Description of the task: Give back the full listing, character for character, with no pictures.

## begin Supplied information

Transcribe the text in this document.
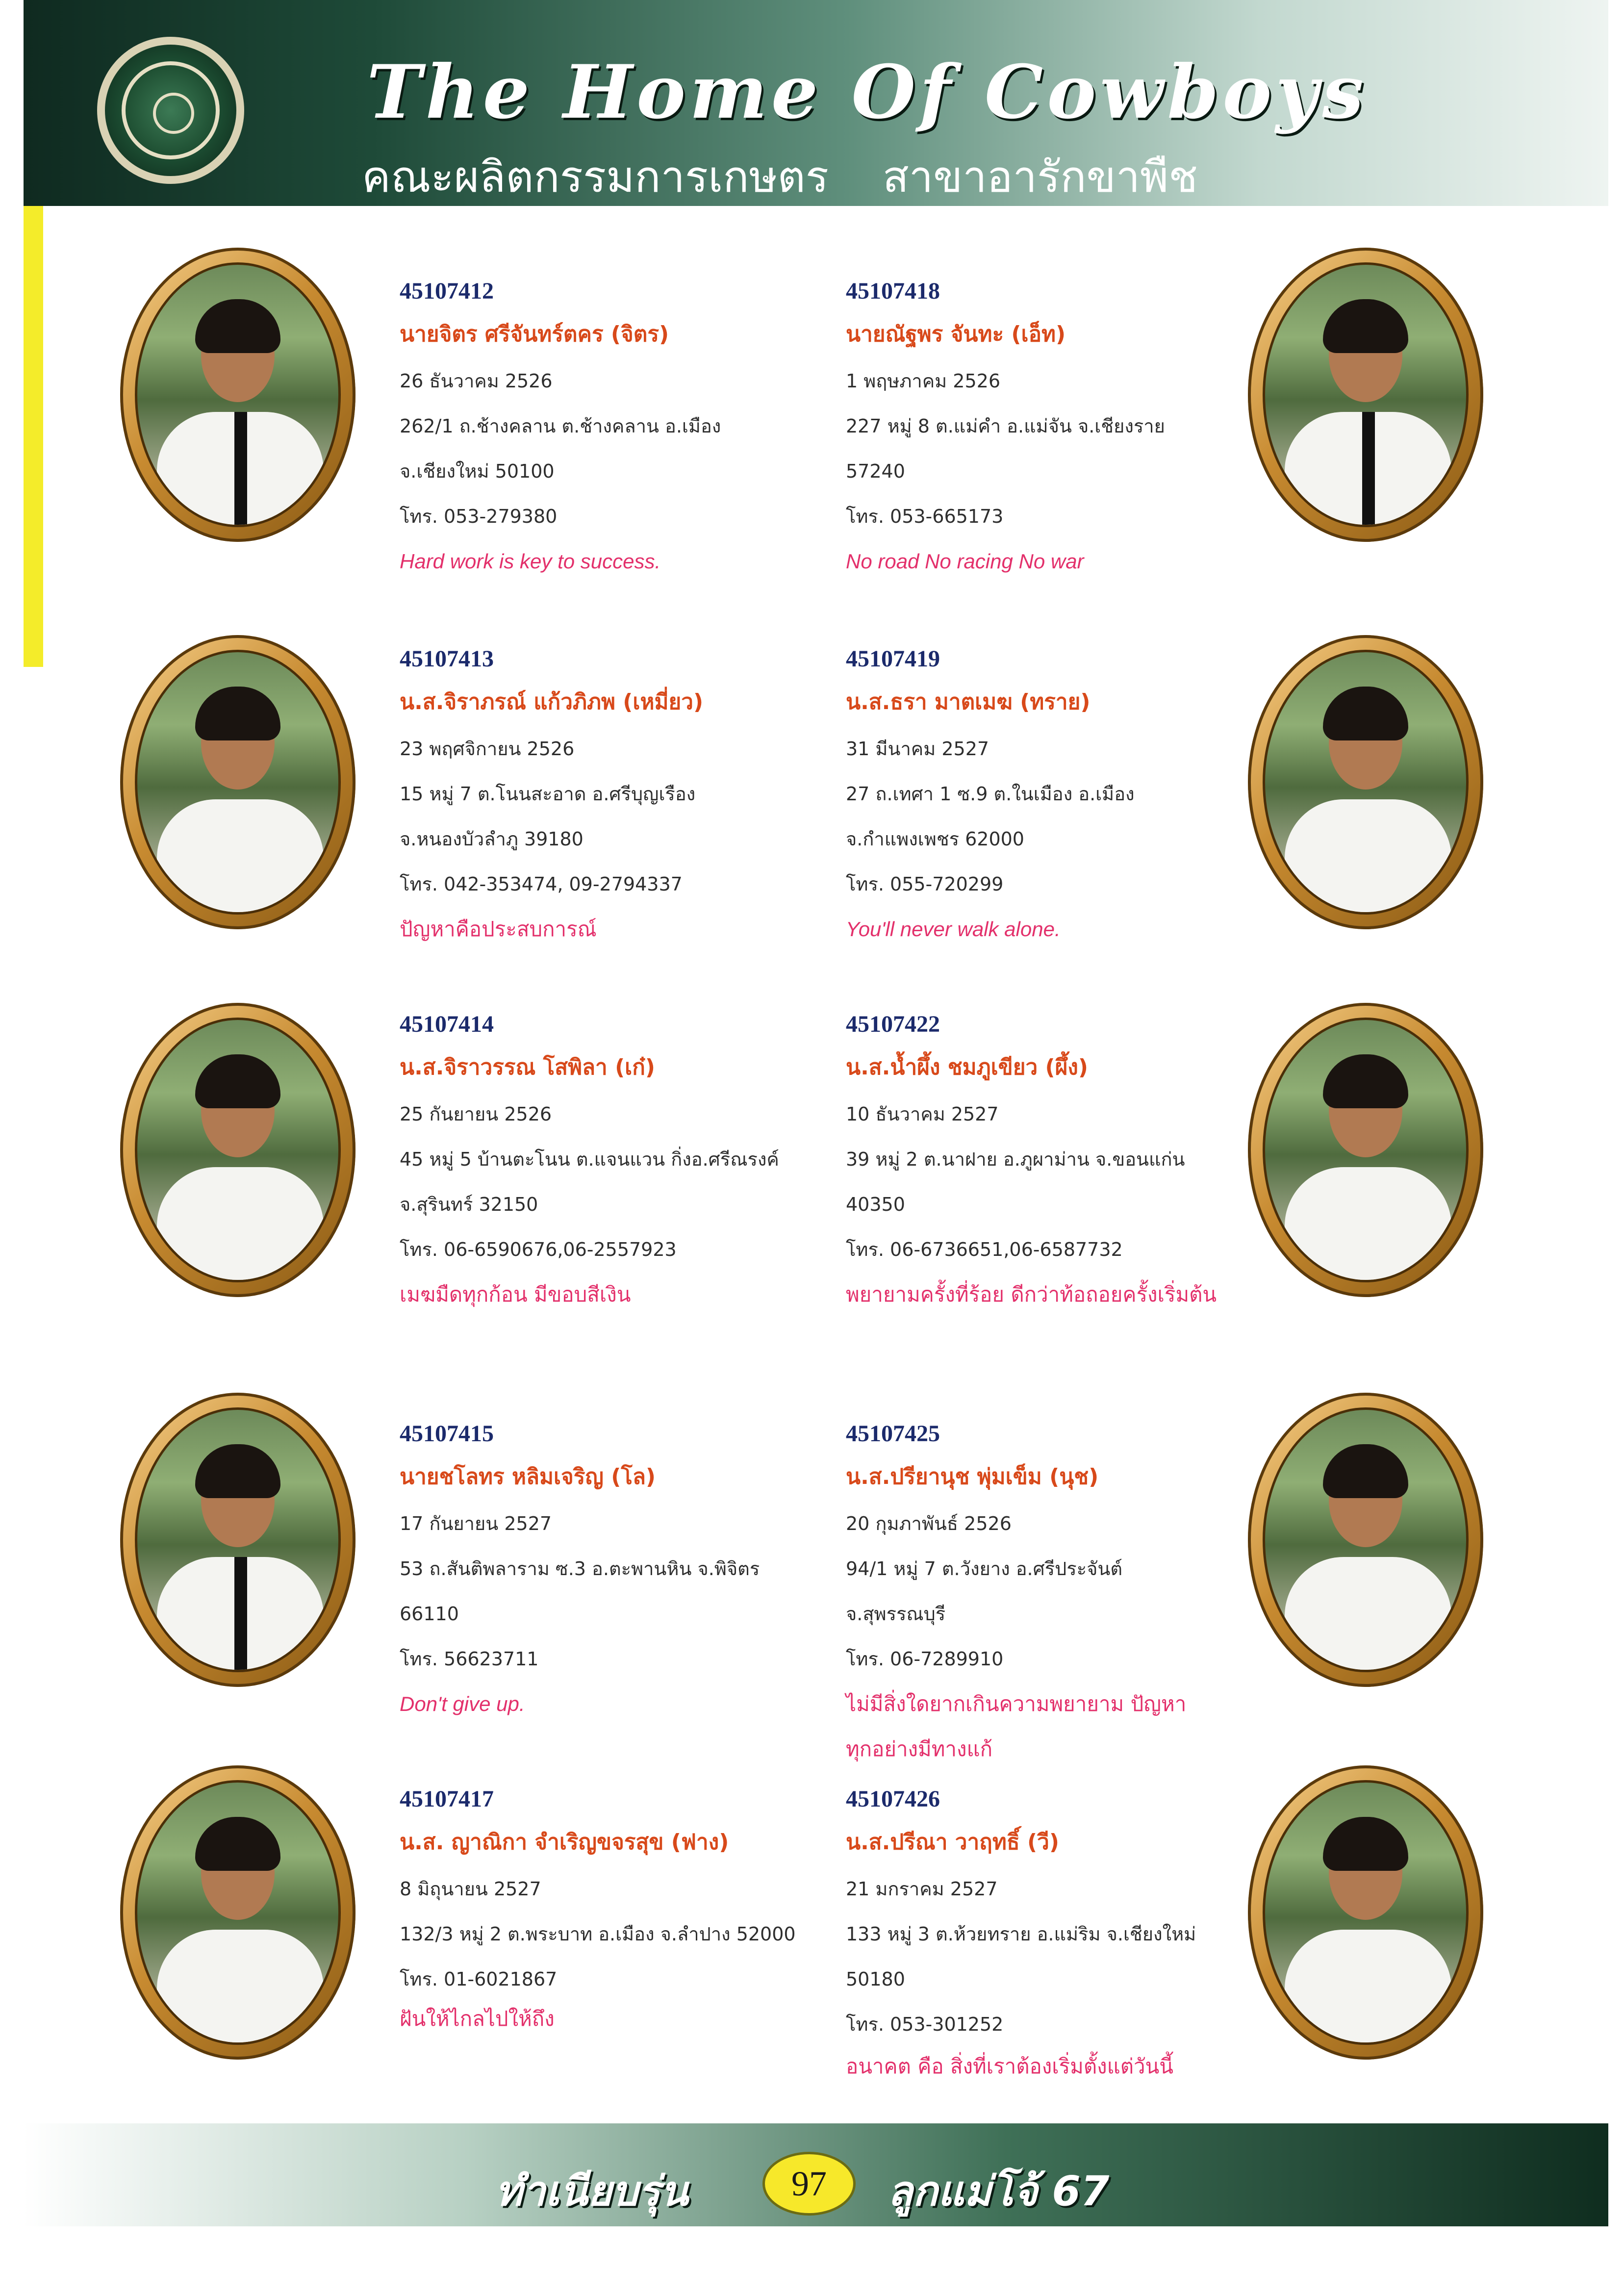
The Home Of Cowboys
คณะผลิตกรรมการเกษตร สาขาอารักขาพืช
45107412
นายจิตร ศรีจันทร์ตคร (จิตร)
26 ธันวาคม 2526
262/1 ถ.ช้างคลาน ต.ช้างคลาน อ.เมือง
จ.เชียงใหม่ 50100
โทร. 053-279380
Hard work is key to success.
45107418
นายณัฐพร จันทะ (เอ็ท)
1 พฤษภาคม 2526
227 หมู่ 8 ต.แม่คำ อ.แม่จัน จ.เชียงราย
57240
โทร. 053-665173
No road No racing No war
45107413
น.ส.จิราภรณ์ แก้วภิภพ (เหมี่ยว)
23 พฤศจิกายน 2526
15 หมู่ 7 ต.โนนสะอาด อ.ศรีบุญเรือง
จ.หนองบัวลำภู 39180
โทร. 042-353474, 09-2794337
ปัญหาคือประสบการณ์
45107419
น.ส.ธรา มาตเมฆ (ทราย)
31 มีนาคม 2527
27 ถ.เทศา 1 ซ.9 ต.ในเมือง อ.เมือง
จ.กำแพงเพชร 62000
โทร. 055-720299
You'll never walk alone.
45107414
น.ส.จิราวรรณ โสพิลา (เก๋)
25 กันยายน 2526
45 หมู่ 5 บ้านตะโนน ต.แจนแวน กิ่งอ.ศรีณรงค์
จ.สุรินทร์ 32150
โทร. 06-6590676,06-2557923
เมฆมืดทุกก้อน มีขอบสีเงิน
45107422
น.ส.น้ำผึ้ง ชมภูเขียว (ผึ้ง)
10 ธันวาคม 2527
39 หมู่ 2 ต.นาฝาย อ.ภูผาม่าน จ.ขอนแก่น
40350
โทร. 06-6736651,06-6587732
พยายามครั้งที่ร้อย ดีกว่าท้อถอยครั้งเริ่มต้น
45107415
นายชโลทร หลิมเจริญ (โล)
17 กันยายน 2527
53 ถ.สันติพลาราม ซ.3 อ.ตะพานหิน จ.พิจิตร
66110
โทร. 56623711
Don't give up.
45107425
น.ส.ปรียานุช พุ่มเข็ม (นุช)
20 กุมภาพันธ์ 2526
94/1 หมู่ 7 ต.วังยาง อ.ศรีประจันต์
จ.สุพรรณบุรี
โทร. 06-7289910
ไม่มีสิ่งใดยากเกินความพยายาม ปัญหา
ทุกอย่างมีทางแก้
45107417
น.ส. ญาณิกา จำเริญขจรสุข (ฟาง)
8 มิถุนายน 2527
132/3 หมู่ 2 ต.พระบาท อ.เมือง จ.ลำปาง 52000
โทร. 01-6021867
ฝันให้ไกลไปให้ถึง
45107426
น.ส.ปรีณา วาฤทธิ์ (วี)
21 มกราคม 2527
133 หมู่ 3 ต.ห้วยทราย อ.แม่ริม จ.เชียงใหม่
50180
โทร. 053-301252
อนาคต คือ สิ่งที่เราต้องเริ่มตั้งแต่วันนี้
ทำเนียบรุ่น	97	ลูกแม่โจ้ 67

## end Supplied information

Task solution:
Transcribe the text in this document.
The Home Of Cowboys
คณะผลิตกรรมการเกษตร สาขาอารักขาพืช
45107412
นายจิตร ศรีจันทร์ตคร (จิตร)
26 ธันวาคม 2526
262/1 ถ.ช้างคลาน ต.ช้างคลาน อ.เมือง
จ.เชียงใหม่ 50100
โทร. 053-279380
Hard work is key to success.
45107418
นายณัฐพร จันทะ (เอ็ท)
1 พฤษภาคม 2526
227 หมู่ 8 ต.แม่คำ อ.แม่จัน จ.เชียงราย
57240
โทร. 053-665173
No road No racing No war
45107413
น.ส.จิราภรณ์ แก้วภิภพ (เหมี่ยว)
23 พฤศจิกายน 2526
15 หมู่ 7 ต.โนนสะอาด อ.ศรีบุญเรือง
จ.หนองบัวลำภู 39180
โทร. 042-353474, 09-2794337
ปัญหาคือประสบการณ์
45107419
น.ส.ธรา มาตเมฆ (ทราย)
31 มีนาคม 2527
27 ถ.เทศา 1 ซ.9 ต.ในเมือง อ.เมือง
จ.กำแพงเพชร 62000
โทร. 055-720299
You'll never walk alone.
45107414
น.ส.จิราวรรณ โสพิลา (เก๋)
25 กันยายน 2526
45 หมู่ 5 บ้านตะโนน ต.แจนแวน กิ่งอ.ศรีณรงค์
จ.สุรินทร์ 32150
โทร. 06-6590676,06-2557923
เมฆมืดทุกก้อน มีขอบสีเงิน
45107422
น.ส.น้ำผึ้ง ชมภูเขียว (ผึ้ง)
10 ธันวาคม 2527
39 หมู่ 2 ต.นาฝาย อ.ภูผาม่าน จ.ขอนแก่น
40350
โทร. 06-6736651,06-6587732
พยายามครั้งที่ร้อย ดีกว่าท้อถอยครั้งเริ่มต้น
45107415
นายชโลทร หลิมเจริญ (โล)
17 กันยายน 2527
53 ถ.สันติพลาราม ซ.3 อ.ตะพานหิน จ.พิจิตร
66110
โทร. 56623711
Don't give up.
45107425
น.ส.ปรียานุช พุ่มเข็ม (นุช)
20 กุมภาพันธ์ 2526
94/1 หมู่ 7 ต.วังยาง อ.ศรีประจันต์
จ.สุพรรณบุรี
โทร. 06-7289910
ไม่มีสิ่งใดยากเกินความพยายาม ปัญหา
ทุกอย่างมีทางแก้
45107417
น.ส. ญาณิกา จำเริญขจรสุข (ฟาง)
8 มิถุนายน 2527
132/3 หมู่ 2 ต.พระบาท อ.เมือง จ.ลำปาง 52000
โทร. 01-6021867
ฝันให้ไกลไปให้ถึง
45107426
น.ส.ปรีณา วาฤทธิ์ (วี)
21 มกราคม 2527
133 หมู่ 3 ต.ห้วยทราย อ.แม่ริม จ.เชียงใหม่
50180
โทร. 053-301252
อนาคต คือ สิ่งที่เราต้องเริ่มตั้งแต่วันนี้
ทำเนียบรุ่น	97	ลูกแม่โจ้ 67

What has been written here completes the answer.